-- EXERCISE BRIEF --
Reproduce the listing word for word. Skip any image.

Extracted records
· · · · · · ·
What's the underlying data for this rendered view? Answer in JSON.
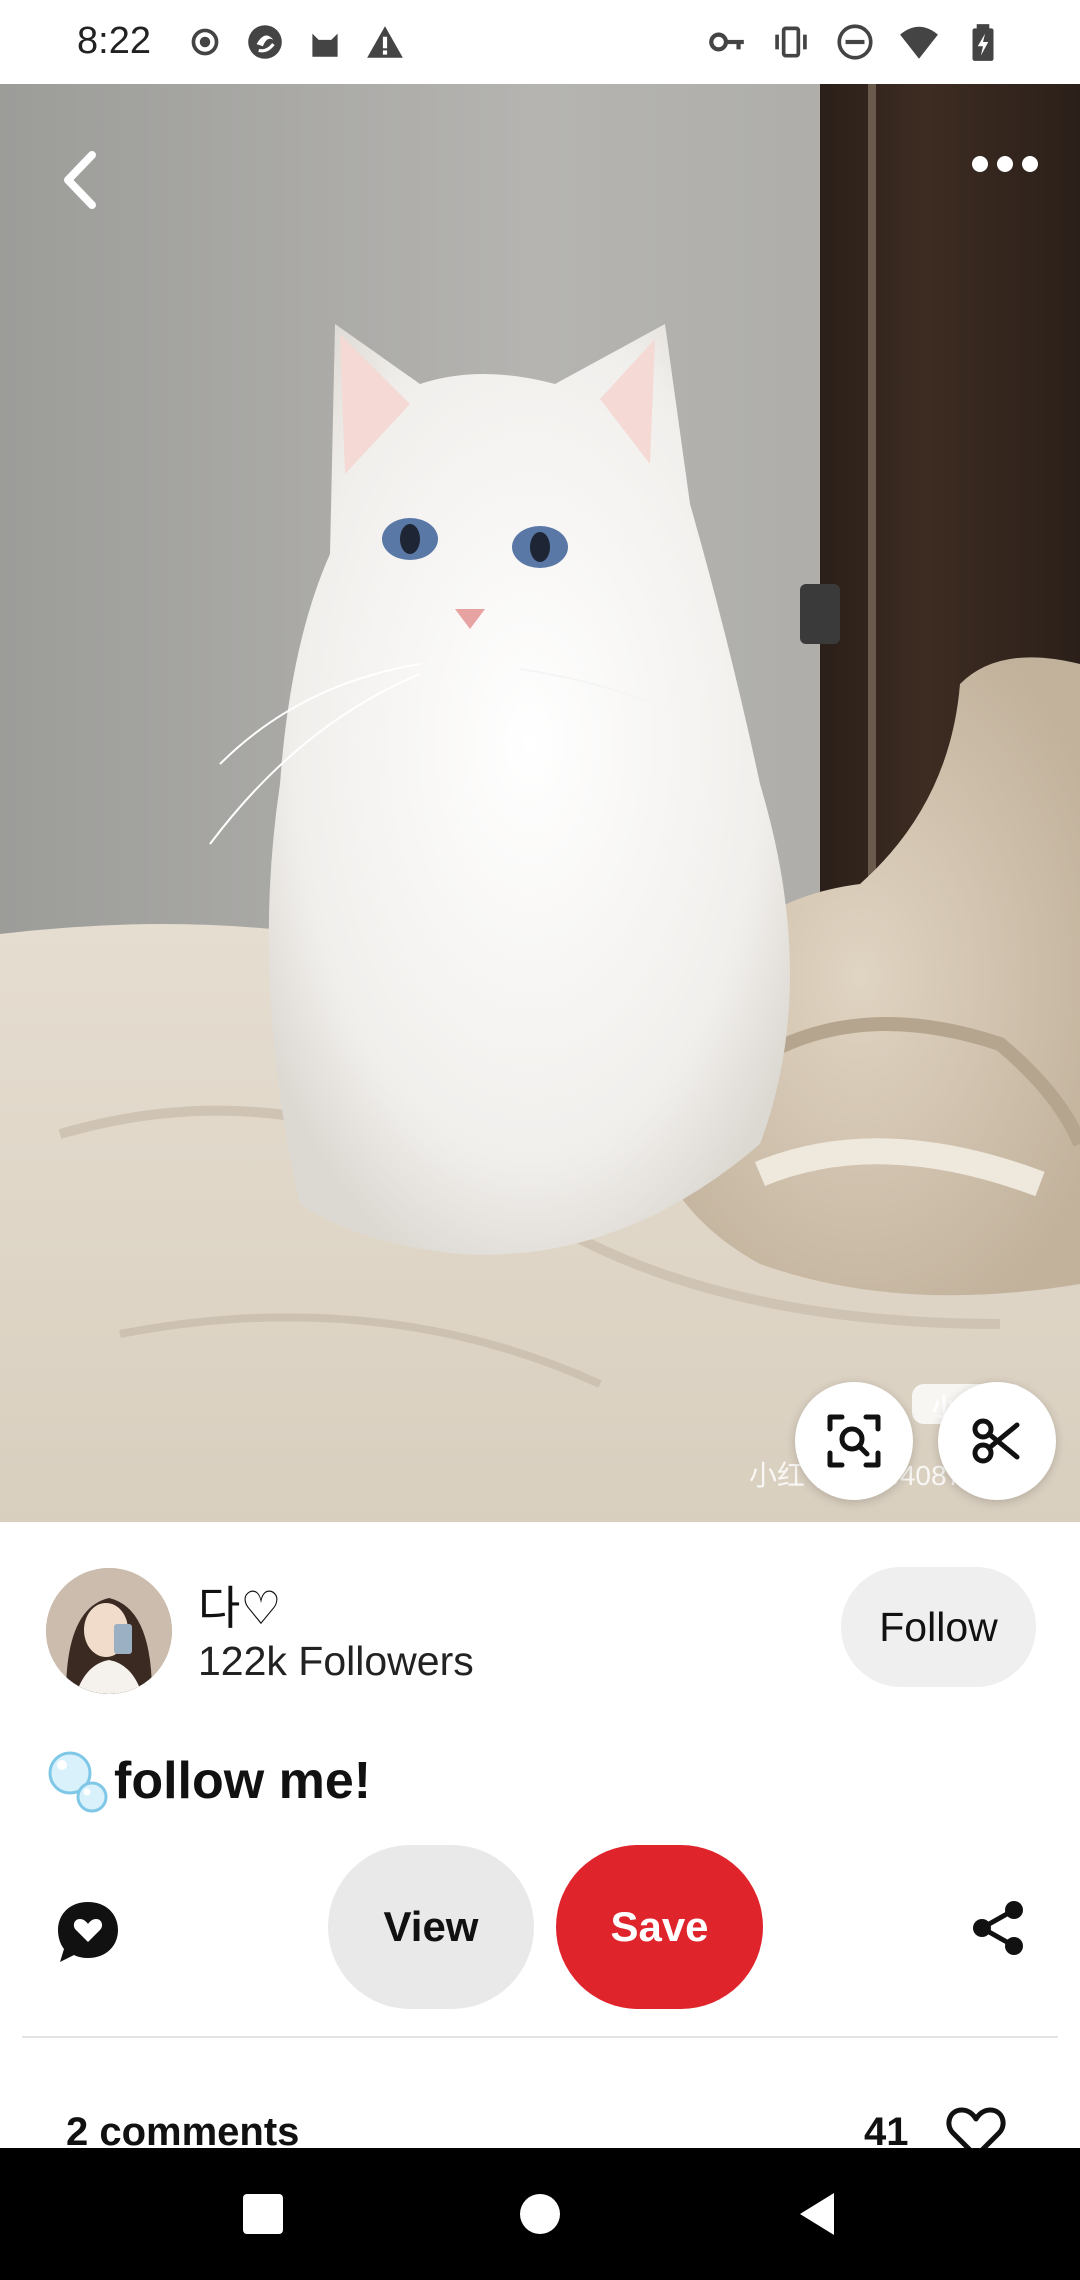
{
  "status_bar": {
    "time": "8:22",
    "left_icons": [
      "record-icon",
      "app-icon",
      "cat-icon",
      "warning-icon"
    ],
    "right_icons": [
      "vpn-key-icon",
      "vibrate-icon",
      "do-not-disturb-icon",
      "wifi-icon",
      "battery-charging-icon"
    ]
  },
  "hero": {
    "watermark": "小红书 ID: 9408760003",
    "watermark_badge": "小红书",
    "buttons": [
      "back-icon",
      "more-icon",
      "visual-search-icon",
      "scissors-icon"
    ]
  },
  "profile": {
    "name": "다♡",
    "followers": "122k Followers",
    "follow_label": "Follow"
  },
  "pin": {
    "title_emoji": "bubbles-icon",
    "title": "follow me!"
  },
  "actions": {
    "view_label": "View",
    "save_label": "Save",
    "icons": [
      "comment-heart-icon",
      "share-icon"
    ]
  },
  "comments": {
    "count_label": "2 comments",
    "likes": "41"
  },
  "nav": {
    "icons": [
      "recents-icon",
      "home-icon",
      "back-icon"
    ]
  },
  "colors": {
    "save": "#e0242c",
    "view": "#e9e9e9",
    "follow": "#efefef"
  }
}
· · · · · · ·
-- THE COMPLETED TASK --
What's the underlying data for this rendered view? Answer in JSON.
{
  "status_bar": {
    "time": "8:22",
    "left_icons": [
      "record-icon",
      "app-icon",
      "cat-icon",
      "warning-icon"
    ],
    "right_icons": [
      "vpn-key-icon",
      "vibrate-icon",
      "do-not-disturb-icon",
      "wifi-icon",
      "battery-charging-icon"
    ]
  },
  "hero": {
    "watermark": "小红书 ID: 9408760003",
    "watermark_badge": "小红书",
    "buttons": [
      "back-icon",
      "more-icon",
      "visual-search-icon",
      "scissors-icon"
    ]
  },
  "profile": {
    "name": "다♡",
    "followers": "122k Followers",
    "follow_label": "Follow"
  },
  "pin": {
    "title_emoji": "bubbles-icon",
    "title": "follow me!"
  },
  "actions": {
    "view_label": "View",
    "save_label": "Save",
    "icons": [
      "comment-heart-icon",
      "share-icon"
    ]
  },
  "comments": {
    "count_label": "2 comments",
    "likes": "41"
  },
  "nav": {
    "icons": [
      "recents-icon",
      "home-icon",
      "back-icon"
    ]
  },
  "colors": {
    "save": "#e0242c",
    "view": "#e9e9e9",
    "follow": "#efefef"
  }
}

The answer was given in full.